### GIVEN EXERCISE:
Copy the records exactly as they appear, starting at the beginning of the records and ending with the line that contains "toc-entry[interactable]: Cancelling a", including both ends.

------------------------------------------------

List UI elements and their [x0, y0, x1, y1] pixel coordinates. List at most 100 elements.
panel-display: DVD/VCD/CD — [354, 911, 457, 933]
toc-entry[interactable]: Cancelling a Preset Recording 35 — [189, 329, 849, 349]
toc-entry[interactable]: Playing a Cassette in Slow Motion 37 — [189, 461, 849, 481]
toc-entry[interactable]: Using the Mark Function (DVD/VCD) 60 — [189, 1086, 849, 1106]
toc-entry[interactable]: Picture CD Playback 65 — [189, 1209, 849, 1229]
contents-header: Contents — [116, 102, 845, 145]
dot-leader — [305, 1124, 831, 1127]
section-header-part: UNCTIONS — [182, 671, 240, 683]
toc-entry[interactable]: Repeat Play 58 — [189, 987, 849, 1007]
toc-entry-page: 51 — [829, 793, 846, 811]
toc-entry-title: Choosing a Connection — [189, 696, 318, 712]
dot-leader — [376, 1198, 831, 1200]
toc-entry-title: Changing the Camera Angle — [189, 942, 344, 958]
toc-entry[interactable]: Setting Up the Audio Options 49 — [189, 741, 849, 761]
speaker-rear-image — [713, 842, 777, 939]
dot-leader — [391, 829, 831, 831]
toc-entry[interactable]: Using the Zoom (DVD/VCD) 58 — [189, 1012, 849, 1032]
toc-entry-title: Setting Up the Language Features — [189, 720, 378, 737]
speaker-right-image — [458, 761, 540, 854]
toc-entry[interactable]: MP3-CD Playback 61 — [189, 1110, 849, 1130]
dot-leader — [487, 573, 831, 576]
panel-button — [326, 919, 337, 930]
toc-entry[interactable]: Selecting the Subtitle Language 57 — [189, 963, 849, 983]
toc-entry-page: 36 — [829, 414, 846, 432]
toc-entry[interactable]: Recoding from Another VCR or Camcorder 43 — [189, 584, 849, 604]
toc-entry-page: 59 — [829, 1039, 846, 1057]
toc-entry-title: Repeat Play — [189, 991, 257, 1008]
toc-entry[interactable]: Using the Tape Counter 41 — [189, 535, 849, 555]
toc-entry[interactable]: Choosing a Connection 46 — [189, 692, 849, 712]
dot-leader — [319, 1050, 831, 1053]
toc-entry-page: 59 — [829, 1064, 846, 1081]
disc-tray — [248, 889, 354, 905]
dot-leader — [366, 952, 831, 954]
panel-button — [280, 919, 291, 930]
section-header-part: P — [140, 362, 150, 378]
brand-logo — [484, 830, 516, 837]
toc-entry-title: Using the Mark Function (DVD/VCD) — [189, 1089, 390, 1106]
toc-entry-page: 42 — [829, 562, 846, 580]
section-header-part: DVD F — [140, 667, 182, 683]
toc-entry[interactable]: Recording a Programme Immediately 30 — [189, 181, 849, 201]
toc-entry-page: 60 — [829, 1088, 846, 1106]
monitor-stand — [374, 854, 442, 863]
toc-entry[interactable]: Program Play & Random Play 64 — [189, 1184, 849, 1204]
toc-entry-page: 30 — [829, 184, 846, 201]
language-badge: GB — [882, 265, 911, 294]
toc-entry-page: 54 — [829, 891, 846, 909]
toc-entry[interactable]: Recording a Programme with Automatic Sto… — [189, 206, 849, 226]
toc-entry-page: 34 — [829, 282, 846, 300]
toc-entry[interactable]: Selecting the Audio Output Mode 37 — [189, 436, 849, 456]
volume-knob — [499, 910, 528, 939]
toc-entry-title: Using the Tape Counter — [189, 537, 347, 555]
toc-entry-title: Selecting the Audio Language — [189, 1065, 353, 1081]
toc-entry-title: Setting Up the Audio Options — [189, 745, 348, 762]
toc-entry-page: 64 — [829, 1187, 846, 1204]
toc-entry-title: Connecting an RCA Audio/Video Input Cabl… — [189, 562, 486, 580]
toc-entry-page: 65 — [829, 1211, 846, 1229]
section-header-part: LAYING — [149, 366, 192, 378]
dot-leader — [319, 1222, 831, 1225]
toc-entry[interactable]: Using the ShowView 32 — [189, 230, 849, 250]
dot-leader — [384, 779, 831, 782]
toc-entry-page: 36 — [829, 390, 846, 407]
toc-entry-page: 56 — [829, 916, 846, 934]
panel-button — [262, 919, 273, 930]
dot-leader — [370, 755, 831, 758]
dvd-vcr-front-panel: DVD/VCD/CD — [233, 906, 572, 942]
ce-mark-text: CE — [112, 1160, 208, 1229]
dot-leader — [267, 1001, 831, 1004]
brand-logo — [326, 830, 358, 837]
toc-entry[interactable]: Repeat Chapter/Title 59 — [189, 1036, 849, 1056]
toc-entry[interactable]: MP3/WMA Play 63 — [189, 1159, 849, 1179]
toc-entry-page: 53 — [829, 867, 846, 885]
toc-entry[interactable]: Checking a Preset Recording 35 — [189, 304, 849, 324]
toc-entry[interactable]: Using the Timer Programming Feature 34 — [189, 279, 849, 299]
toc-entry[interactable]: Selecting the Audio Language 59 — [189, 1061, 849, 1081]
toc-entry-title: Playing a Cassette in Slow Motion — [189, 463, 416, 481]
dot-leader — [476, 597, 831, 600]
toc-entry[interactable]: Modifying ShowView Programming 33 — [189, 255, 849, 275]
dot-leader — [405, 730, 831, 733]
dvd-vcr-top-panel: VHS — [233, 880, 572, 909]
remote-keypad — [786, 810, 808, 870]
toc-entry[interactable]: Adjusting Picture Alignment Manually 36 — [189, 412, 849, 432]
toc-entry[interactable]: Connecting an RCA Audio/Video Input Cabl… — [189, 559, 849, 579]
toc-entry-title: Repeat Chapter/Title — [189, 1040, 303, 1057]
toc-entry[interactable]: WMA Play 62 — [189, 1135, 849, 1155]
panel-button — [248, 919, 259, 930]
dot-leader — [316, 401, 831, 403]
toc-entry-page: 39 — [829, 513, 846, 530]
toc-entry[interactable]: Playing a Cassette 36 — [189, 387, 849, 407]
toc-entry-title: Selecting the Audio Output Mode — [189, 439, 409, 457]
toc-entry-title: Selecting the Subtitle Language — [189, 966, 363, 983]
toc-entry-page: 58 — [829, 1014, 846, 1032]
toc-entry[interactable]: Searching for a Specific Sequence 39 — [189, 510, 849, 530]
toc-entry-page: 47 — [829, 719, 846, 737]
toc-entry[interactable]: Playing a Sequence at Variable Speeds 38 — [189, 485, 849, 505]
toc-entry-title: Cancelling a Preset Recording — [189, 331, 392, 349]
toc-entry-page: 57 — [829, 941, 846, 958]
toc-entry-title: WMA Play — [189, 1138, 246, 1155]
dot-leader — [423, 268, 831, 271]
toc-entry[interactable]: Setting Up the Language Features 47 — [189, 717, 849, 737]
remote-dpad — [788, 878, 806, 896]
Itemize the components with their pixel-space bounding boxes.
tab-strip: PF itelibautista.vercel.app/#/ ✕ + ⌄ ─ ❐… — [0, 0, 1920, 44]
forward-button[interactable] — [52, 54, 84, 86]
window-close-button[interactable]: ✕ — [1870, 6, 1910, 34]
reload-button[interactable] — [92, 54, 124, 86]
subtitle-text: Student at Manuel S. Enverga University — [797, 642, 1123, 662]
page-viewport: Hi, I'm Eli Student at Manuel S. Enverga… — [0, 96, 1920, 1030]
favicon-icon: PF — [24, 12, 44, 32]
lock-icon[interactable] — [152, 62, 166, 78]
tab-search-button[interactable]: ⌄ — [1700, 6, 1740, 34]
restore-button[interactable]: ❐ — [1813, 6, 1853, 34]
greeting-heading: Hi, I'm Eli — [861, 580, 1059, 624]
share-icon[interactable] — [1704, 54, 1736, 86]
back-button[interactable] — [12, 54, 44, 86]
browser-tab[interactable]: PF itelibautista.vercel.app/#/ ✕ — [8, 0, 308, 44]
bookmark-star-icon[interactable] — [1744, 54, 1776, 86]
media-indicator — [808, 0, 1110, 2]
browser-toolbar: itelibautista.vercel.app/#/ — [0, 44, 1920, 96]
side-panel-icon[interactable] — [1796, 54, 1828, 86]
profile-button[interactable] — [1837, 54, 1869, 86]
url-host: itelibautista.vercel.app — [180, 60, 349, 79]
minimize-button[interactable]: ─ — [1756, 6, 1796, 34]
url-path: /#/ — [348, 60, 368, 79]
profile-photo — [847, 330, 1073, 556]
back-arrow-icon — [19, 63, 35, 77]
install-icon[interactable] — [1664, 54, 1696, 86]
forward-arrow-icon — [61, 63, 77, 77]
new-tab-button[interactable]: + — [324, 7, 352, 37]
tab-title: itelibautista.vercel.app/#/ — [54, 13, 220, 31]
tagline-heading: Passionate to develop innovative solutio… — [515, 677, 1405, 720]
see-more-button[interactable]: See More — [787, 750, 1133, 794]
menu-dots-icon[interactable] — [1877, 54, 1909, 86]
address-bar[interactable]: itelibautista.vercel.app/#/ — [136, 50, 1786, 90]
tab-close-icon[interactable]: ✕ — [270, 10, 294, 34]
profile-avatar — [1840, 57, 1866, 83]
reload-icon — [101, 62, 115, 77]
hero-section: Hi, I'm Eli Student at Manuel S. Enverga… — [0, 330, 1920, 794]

------------------------------------------------

### RESULT FOR THIS TASK:
List UI elements and their [x0, y0, x1, y1] pixel coordinates. List at most 100 elements.
panel-display: DVD/VCD/CD — [354, 911, 457, 933]
toc-entry[interactable]: Cancelling a Preset Recording 35 — [189, 329, 849, 349]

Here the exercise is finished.